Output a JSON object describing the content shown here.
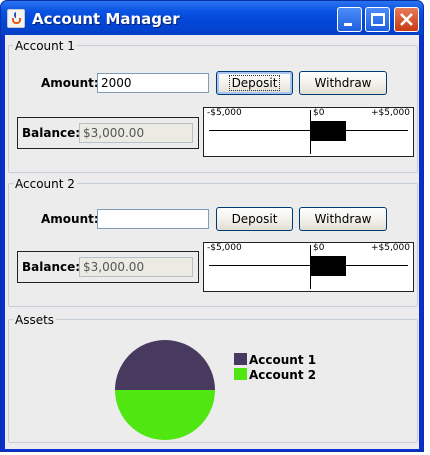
{
  "window": {
    "title": "Account Manager"
  },
  "accounts": [
    {
      "panel_title": "Account 1",
      "amount_label": "Amount:",
      "amount_value": "2000",
      "deposit_label": "Deposit",
      "withdraw_label": "Withdraw",
      "balance_label": "Balance:",
      "balance_value": "$3,000.00",
      "gauge": {
        "min_label": "-$5,000",
        "zero_label": "$0",
        "max_label": "+$5,000",
        "min": -5000,
        "max": 5000,
        "value": 3000
      }
    },
    {
      "panel_title": "Account 2",
      "amount_label": "Amount:",
      "amount_value": "",
      "deposit_label": "Deposit",
      "withdraw_label": "Withdraw",
      "balance_label": "Balance:",
      "balance_value": "$3,000.00",
      "gauge": {
        "min_label": "-$5,000",
        "zero_label": "$0",
        "max_label": "+$5,000",
        "min": -5000,
        "max": 5000,
        "value": 3000
      }
    }
  ],
  "assets": {
    "panel_title": "Assets",
    "legend": [
      {
        "name": "Account 1",
        "color": "#483a5e",
        "value": 3000
      },
      {
        "name": "Account 2",
        "color": "#4fe612",
        "value": 3000
      }
    ]
  }
}
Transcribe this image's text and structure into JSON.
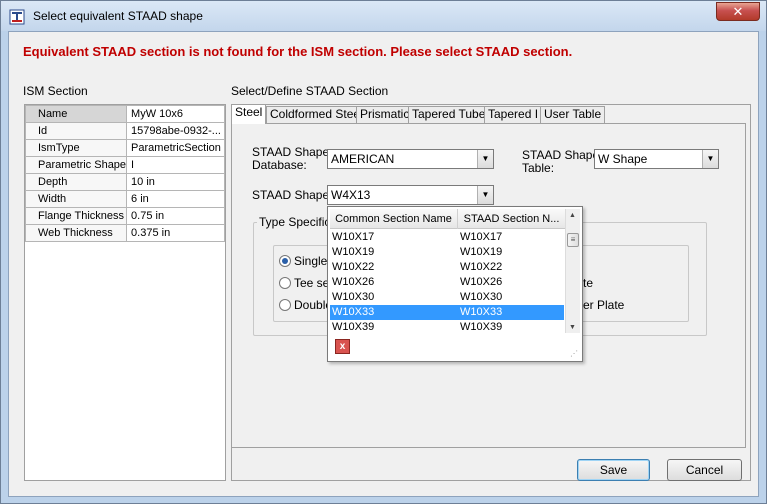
{
  "window": {
    "title": "Select equivalent STAAD shape",
    "close_glyph": "✕"
  },
  "warning": "Equivalent STAAD section is not found for the ISM section. Please select STAAD section.",
  "ism_section": {
    "label": "ISM Section",
    "rows": [
      {
        "key": "Name",
        "value": "MyW 10x6"
      },
      {
        "key": "Id",
        "value": "15798abe-0932-..."
      },
      {
        "key": "IsmType",
        "value": "ParametricSection"
      },
      {
        "key": "Parametric Shape",
        "value": "I"
      },
      {
        "key": "Depth",
        "value": "10 in"
      },
      {
        "key": "Width",
        "value": "6 in"
      },
      {
        "key": "Flange Thickness",
        "value": "0.75 in"
      },
      {
        "key": "Web Thickness",
        "value": "0.375 in"
      }
    ]
  },
  "staad_section": {
    "label": "Select/Define STAAD Section",
    "tabs": [
      "Steel",
      "Coldformed Steel",
      "Prismatic",
      "Tapered Tube",
      "Tapered I",
      "User Table"
    ],
    "active_tab": "Steel",
    "database_label_1": "STAAD Shape",
    "database_label_2": "Database:",
    "database_value": "AMERICAN",
    "table_label_1": "STAAD Shape",
    "table_label_2": "Table:",
    "table_value": "W Shape",
    "shape_label": "STAAD Shape:",
    "shape_value": "W4X13",
    "type_spec_title": "Type Specifica",
    "radios": [
      {
        "label": "Single s",
        "checked": true
      },
      {
        "label": "Tee sec",
        "checked": false
      },
      {
        "label": "Double",
        "checked": false
      }
    ],
    "radios_right": [
      "te",
      "er Plate"
    ]
  },
  "dropdown": {
    "columns": [
      "Common Section Name",
      "STAAD Section N..."
    ],
    "rows": [
      {
        "common": "W10X17",
        "staad": "W10X17"
      },
      {
        "common": "W10X19",
        "staad": "W10X19"
      },
      {
        "common": "W10X22",
        "staad": "W10X22"
      },
      {
        "common": "W10X26",
        "staad": "W10X26"
      },
      {
        "common": "W10X30",
        "staad": "W10X30"
      },
      {
        "common": "W10X33",
        "staad": "W10X33",
        "selected": true
      },
      {
        "common": "W10X39",
        "staad": "W10X39"
      }
    ],
    "close_glyph": "x"
  },
  "buttons": {
    "save": "Save",
    "cancel": "Cancel"
  },
  "colors": {
    "warning": "#c00000",
    "selection": "#3399ff"
  }
}
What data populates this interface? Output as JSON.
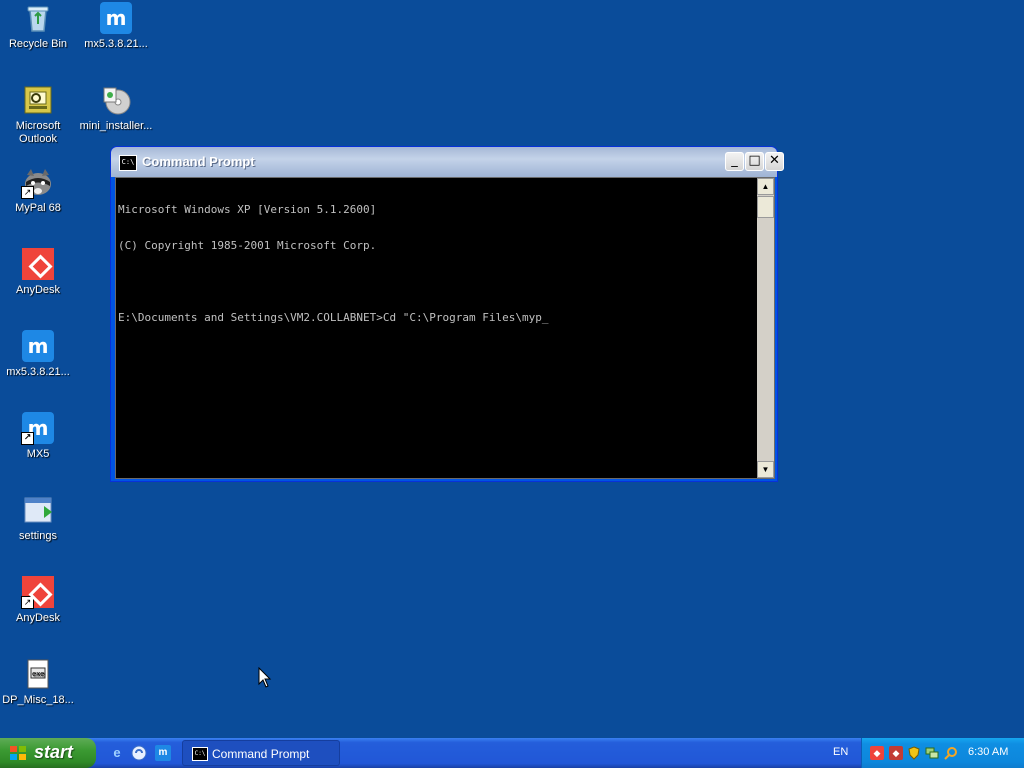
{
  "desktop": {
    "icons": [
      {
        "label": "Recycle Bin"
      },
      {
        "label": "mx5.3.8.21..."
      },
      {
        "label": "Microsoft Outlook"
      },
      {
        "label": "mini_installer..."
      },
      {
        "label": "MyPal 68"
      },
      {
        "label": "AnyDesk"
      },
      {
        "label": "mx5.3.8.21..."
      },
      {
        "label": "MX5"
      },
      {
        "label": "settings"
      },
      {
        "label": "AnyDesk"
      },
      {
        "label": "DP_Misc_18..."
      }
    ]
  },
  "window": {
    "title": "Command Prompt",
    "icon_text": "C:\\",
    "buttons": {
      "minimize": "_",
      "maximize": "□",
      "close": "✕"
    },
    "console_lines": [
      "Microsoft Windows XP [Version 5.1.2600]",
      "(C) Copyright 1985-2001 Microsoft Corp.",
      "",
      "E:\\Documents and Settings\\VM2.COLLABNET>Cd \"C:\\Program Files\\myp_"
    ]
  },
  "taskbar": {
    "start_label": "start",
    "task_label": "Command Prompt",
    "language": "EN",
    "clock": "6:30 AM",
    "quick_launch": [
      "ie-icon",
      "show-desktop-icon",
      "maxthon-icon"
    ],
    "tray_icons": [
      "anydesk-tray-icon",
      "anydesk-tray-icon-2",
      "security-shield-icon",
      "network-icon",
      "search-icon"
    ]
  },
  "colors": {
    "desktop": "#0a4c9a",
    "console_bg": "#000000",
    "console_text": "#c0c0c0",
    "taskbar": "#245edb",
    "start_button": "#3c9a33"
  }
}
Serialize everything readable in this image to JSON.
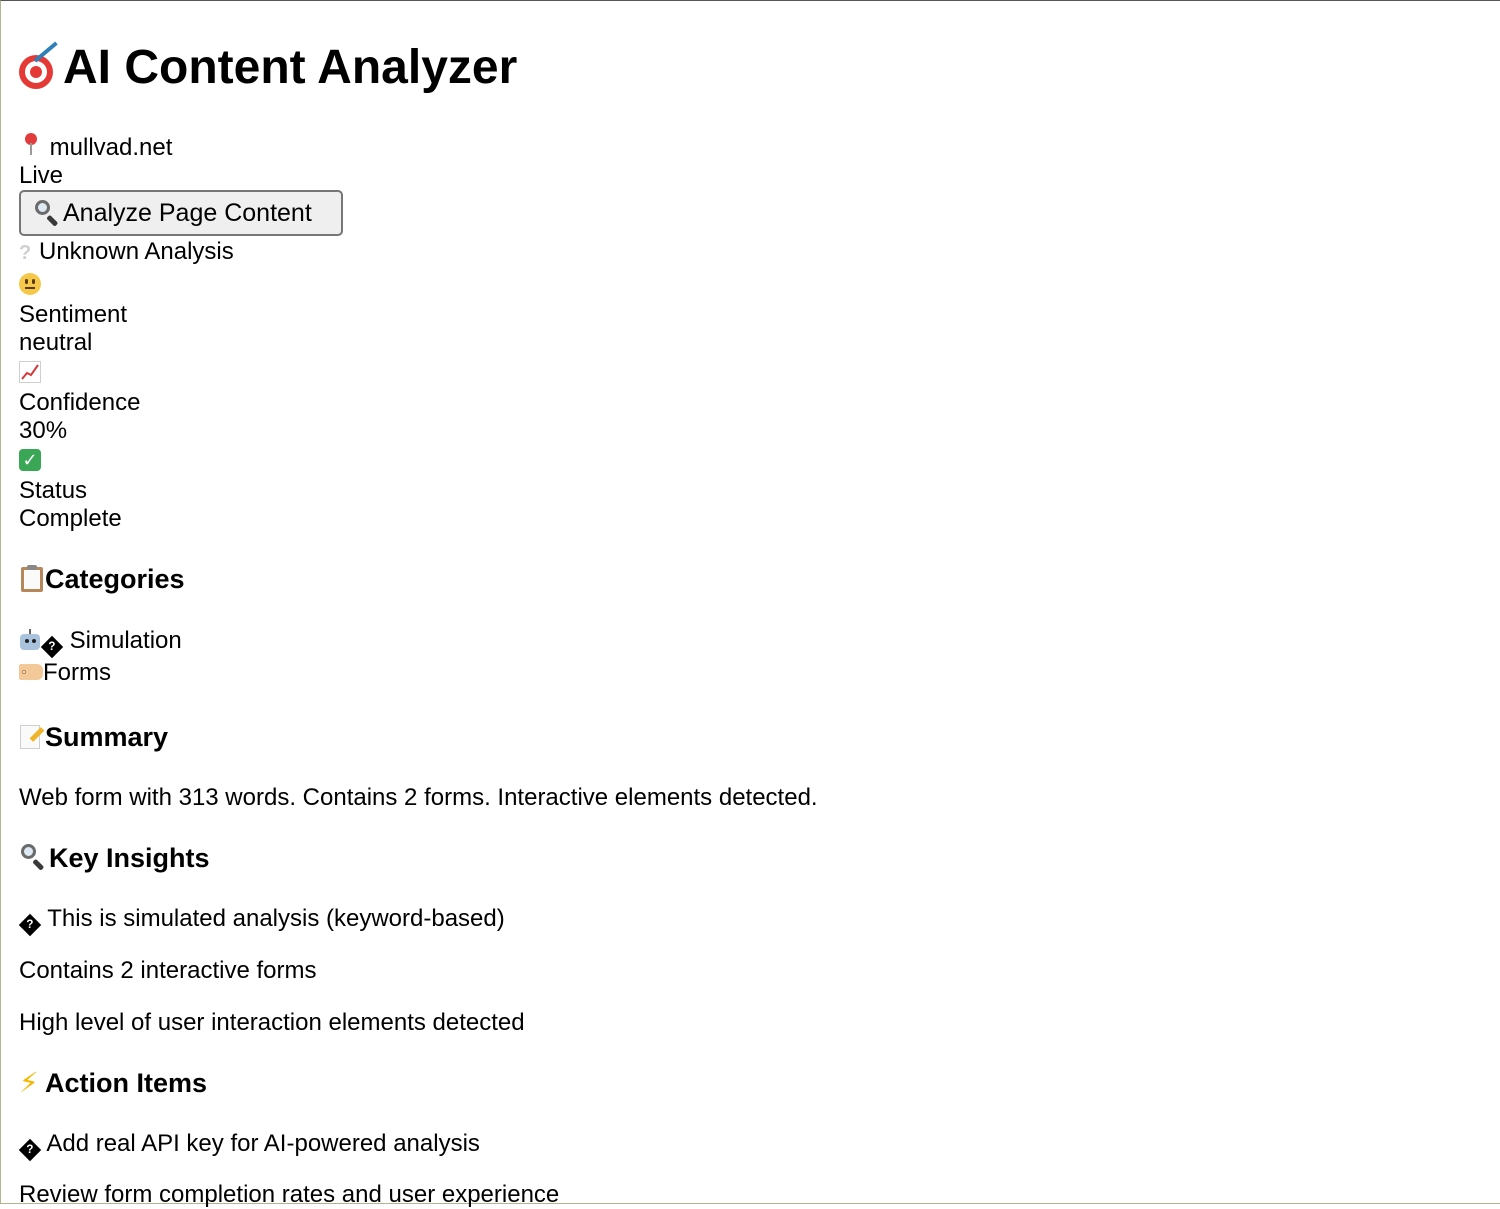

###

Say how many lines include the word "warning"; reply with the number alone.

OUTPUT FOR THIS TASK: 2